## begin Entries

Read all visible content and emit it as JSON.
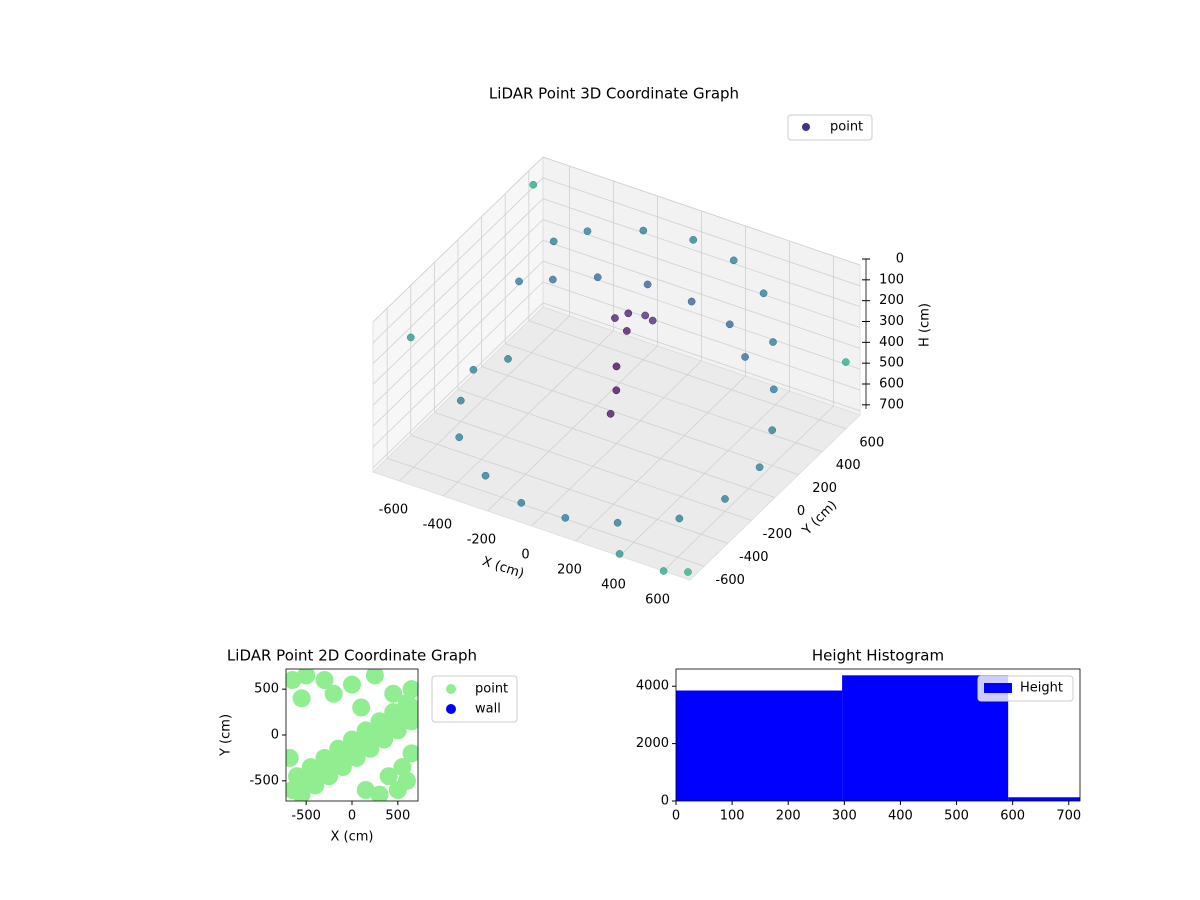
{
  "chart_data": [
    {
      "type": "scatter3d",
      "title": "LiDAR Point 3D Coordinate Graph",
      "x_label": "X (cm)",
      "y_label": "Y (cm)",
      "z_label": "H (cm)",
      "xlim": [
        -720,
        720
      ],
      "ylim": [
        -720,
        720
      ],
      "zlim": [
        0,
        720
      ],
      "z_inverted": true,
      "xticks": [
        -600,
        -400,
        -200,
        0,
        200,
        400,
        600
      ],
      "yticks": [
        -600,
        -400,
        -200,
        0,
        200,
        400,
        600
      ],
      "zticks": [
        0,
        100,
        200,
        300,
        400,
        500,
        600,
        700
      ],
      "colormap": "viridis",
      "legend": "upper right",
      "series": [
        {
          "name": "point",
          "color": "#46327e",
          "x": [
            -500,
            -400,
            -200,
            0,
            200,
            400,
            550,
            -550,
            -450,
            -300,
            -100,
            100,
            300,
            450,
            0,
            50,
            -50,
            100,
            20,
            0,
            10,
            0,
            -600,
            -500,
            -300,
            -100,
            100,
            300,
            500,
            600,
            650,
            600,
            500,
            -650,
            -600,
            -700,
            -720,
            700,
            720,
            600,
            400
          ],
          "y": [
            400,
            500,
            600,
            650,
            620,
            500,
            300,
            200,
            300,
            400,
            450,
            450,
            400,
            250,
            100,
            150,
            80,
            120,
            50,
            0,
            -20,
            -50,
            -200,
            -400,
            -550,
            -620,
            -620,
            -550,
            -400,
            -200,
            0,
            200,
            400,
            0,
            200,
            600,
            -400,
            -700,
            600,
            -720,
            -720
          ],
          "z": [
            150,
            120,
            100,
            100,
            110,
            130,
            200,
            250,
            260,
            250,
            240,
            250,
            260,
            280,
            150,
            170,
            180,
            160,
            200,
            350,
            450,
            550,
            620,
            650,
            680,
            700,
            700,
            690,
            680,
            660,
            600,
            550,
            500,
            600,
            640,
            60,
            250,
            700,
            400,
            720,
            710
          ]
        }
      ]
    },
    {
      "type": "scatter",
      "title": "LiDAR Point 2D Coordinate Graph",
      "x_label": "X (cm)",
      "y_label": "Y (cm)",
      "xlim": [
        -720,
        720
      ],
      "ylim": [
        -720,
        720
      ],
      "xticks": [
        -500,
        0,
        500
      ],
      "yticks": [
        -500,
        0,
        500
      ],
      "legend": "outside right",
      "series": [
        {
          "name": "point",
          "color": "#90ee90",
          "x": [
            -650,
            -500,
            -350,
            -200,
            -50,
            100,
            250,
            400,
            550,
            650,
            -600,
            -450,
            -300,
            -150,
            0,
            150,
            300,
            450,
            600,
            -550,
            -400,
            -250,
            -100,
            50,
            200,
            350,
            500,
            650,
            -650,
            -500,
            -300,
            0,
            250,
            450,
            650,
            -680,
            500,
            600,
            300,
            150,
            650,
            -550,
            -200,
            550,
            400,
            100
          ],
          "y": [
            -600,
            -500,
            -400,
            -300,
            -200,
            -100,
            0,
            100,
            200,
            300,
            -450,
            -350,
            -250,
            -150,
            -50,
            50,
            150,
            250,
            350,
            -650,
            -550,
            -450,
            -350,
            -250,
            -150,
            -50,
            50,
            150,
            600,
            650,
            600,
            550,
            650,
            450,
            500,
            -250,
            -600,
            -500,
            -650,
            -600,
            -200,
            400,
            450,
            -350,
            -450,
            300
          ]
        },
        {
          "name": "wall",
          "color": "#0000ff",
          "x": [],
          "y": []
        }
      ]
    },
    {
      "type": "histogram",
      "title": "Height Histogram",
      "xlim": [
        0,
        720
      ],
      "ylim": [
        0,
        4600
      ],
      "xticks": [
        0,
        100,
        200,
        300,
        400,
        500,
        600,
        700
      ],
      "yticks": [
        0,
        2000,
        4000
      ],
      "legend": "upper right",
      "series": [
        {
          "name": "Height",
          "color": "#0000ff",
          "bins": [
            0,
            296,
            592,
            720
          ],
          "values": [
            3850,
            4380,
            130
          ]
        }
      ]
    }
  ]
}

## end Entries

## Task instructions
In the entries above, find every line with the word "title" and list it.

## The solution
      "title": "LiDAR Point 3D Coordinate Graph",
      "title": "LiDAR Point 2D Coordinate Graph",
      "title": "Height Histogram",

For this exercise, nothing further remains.